**SHORT EXERCISE**
Go through the data below and gather each line containing "false".

**RAW DATA**
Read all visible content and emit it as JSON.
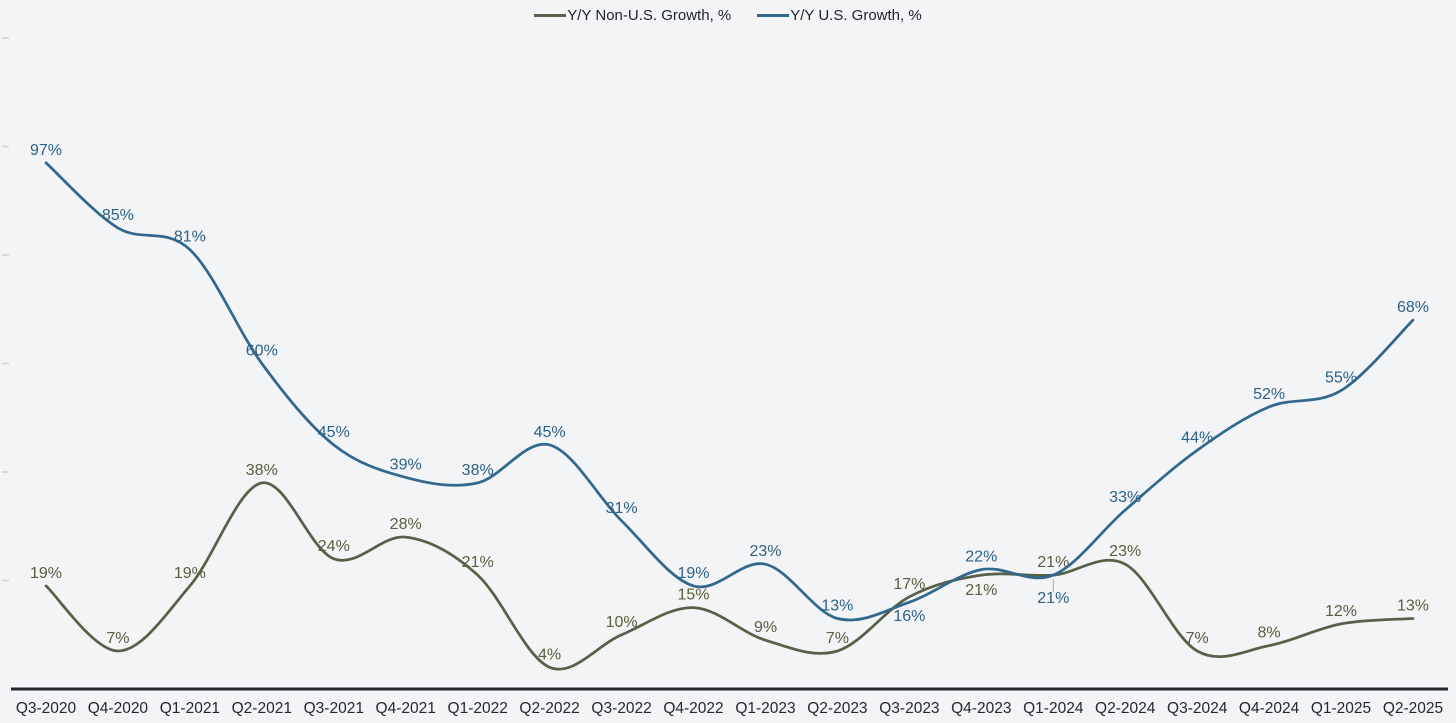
{
  "legend": {
    "items": [
      {
        "label": "Y/Y Non-U.S. Growth, %"
      },
      {
        "label": "Y/Y U.S. Growth, %"
      }
    ]
  },
  "chart_data": {
    "type": "line",
    "title": "",
    "xlabel": "",
    "ylabel": "",
    "categories": [
      "Q3-2020",
      "Q4-2020",
      "Q1-2021",
      "Q2-2021",
      "Q3-2021",
      "Q4-2021",
      "Q1-2022",
      "Q2-2022",
      "Q3-2022",
      "Q4-2022",
      "Q1-2023",
      "Q2-2023",
      "Q3-2023",
      "Q4-2023",
      "Q1-2024",
      "Q2-2024",
      "Q3-2024",
      "Q4-2024",
      "Q1-2025",
      "Q2-2025"
    ],
    "series": [
      {
        "name": "Y/Y Non-U.S. Growth, %",
        "color": "#57614a",
        "label_color": "#565f3e",
        "values": [
          19,
          7,
          19,
          38,
          24,
          28,
          21,
          4,
          10,
          15,
          9,
          7,
          17,
          21,
          21,
          23,
          7,
          8,
          12,
          13
        ],
        "label_offsets": {
          "13": [
            0,
            20
          ]
        }
      },
      {
        "name": "Y/Y U.S. Growth, %",
        "color": "#31688d",
        "label_color": "#2d6187",
        "values": [
          97,
          85,
          81,
          60,
          45,
          39,
          38,
          45,
          31,
          19,
          23,
          13,
          16,
          22,
          21,
          33,
          44,
          52,
          55,
          68
        ],
        "label_offsets": {
          "12": [
            0,
            19
          ],
          "14": [
            0,
            28
          ]
        },
        "leader_index": 14
      }
    ],
    "value_suffix": "%",
    "ylim": [
      0,
      130
    ],
    "yticks": [
      20,
      40,
      60,
      80,
      100,
      120
    ],
    "ytick_labels_visible": false,
    "grid": false,
    "legend_position": "top-center",
    "line_style": "smooth",
    "colors": {
      "background": "#f3f4f6",
      "axis": "#23272e",
      "tick": "#cfd2d6",
      "x_label": "#23272e",
      "legend_text": "#1d2129",
      "leader": "#a0a4aa"
    }
  }
}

**WRITTEN ANSWER**
    "ytick_labels_visible": false,
    "grid": false,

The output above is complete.